Supplied entries:
**********
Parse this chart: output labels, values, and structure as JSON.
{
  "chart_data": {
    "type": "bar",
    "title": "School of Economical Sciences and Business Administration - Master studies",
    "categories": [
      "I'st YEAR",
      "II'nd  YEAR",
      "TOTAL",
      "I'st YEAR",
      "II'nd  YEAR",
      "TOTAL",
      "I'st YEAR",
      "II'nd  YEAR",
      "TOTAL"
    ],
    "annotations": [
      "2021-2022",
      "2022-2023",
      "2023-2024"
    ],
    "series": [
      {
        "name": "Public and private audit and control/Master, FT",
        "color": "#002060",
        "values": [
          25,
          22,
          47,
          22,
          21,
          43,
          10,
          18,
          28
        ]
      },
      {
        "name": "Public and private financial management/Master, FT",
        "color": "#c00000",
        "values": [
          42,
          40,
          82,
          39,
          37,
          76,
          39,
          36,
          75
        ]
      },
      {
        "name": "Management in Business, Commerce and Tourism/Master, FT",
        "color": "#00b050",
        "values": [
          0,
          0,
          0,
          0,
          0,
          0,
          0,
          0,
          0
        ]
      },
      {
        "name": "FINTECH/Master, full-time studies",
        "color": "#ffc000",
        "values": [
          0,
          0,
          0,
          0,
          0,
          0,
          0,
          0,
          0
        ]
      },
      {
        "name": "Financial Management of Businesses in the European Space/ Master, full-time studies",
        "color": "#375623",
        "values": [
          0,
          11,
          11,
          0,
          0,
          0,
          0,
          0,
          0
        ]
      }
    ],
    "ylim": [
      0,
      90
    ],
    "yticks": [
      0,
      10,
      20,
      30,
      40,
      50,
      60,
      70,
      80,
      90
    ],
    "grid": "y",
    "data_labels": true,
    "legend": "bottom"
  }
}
**********
Do this: From the preceding material, extract every line exactly.

Answer in full:
Parse this chart: output labels, values, and structure as JSON.
{
  "chart_data": {
    "type": "bar",
    "title": "School of Economical Sciences and Business Administration - Master studies",
    "categories": [
      "I'st YEAR",
      "II'nd  YEAR",
      "TOTAL",
      "I'st YEAR",
      "II'nd  YEAR",
      "TOTAL",
      "I'st YEAR",
      "II'nd  YEAR",
      "TOTAL"
    ],
    "annotations": [
      "2021-2022",
      "2022-2023",
      "2023-2024"
    ],
    "series": [
      {
        "name": "Public and private audit and control/Master, FT",
        "color": "#002060",
        "values": [
          25,
          22,
          47,
          22,
          21,
          43,
          10,
          18,
          28
        ]
      },
      {
        "name": "Public and private financial management/Master, FT",
        "color": "#c00000",
        "values": [
          42,
          40,
          82,
          39,
          37,
          76,
          39,
          36,
          75
        ]
      },
      {
        "name": "Management in Business, Commerce and Tourism/Master, FT",
        "color": "#00b050",
        "values": [
          0,
          0,
          0,
          0,
          0,
          0,
          0,
          0,
          0
        ]
      },
      {
        "name": "FINTECH/Master, full-time studies",
        "color": "#ffc000",
        "values": [
          0,
          0,
          0,
          0,
          0,
          0,
          0,
          0,
          0
        ]
      },
      {
        "name": "Financial Management of Businesses in the European Space/ Master, full-time studies",
        "color": "#375623",
        "values": [
          0,
          11,
          11,
          0,
          0,
          0,
          0,
          0,
          0
        ]
      }
    ],
    "ylim": [
      0,
      90
    ],
    "yticks": [
      0,
      10,
      20,
      30,
      40,
      50,
      60,
      70,
      80,
      90
    ],
    "grid": "y",
    "data_labels": true,
    "legend": "bottom"
  }
}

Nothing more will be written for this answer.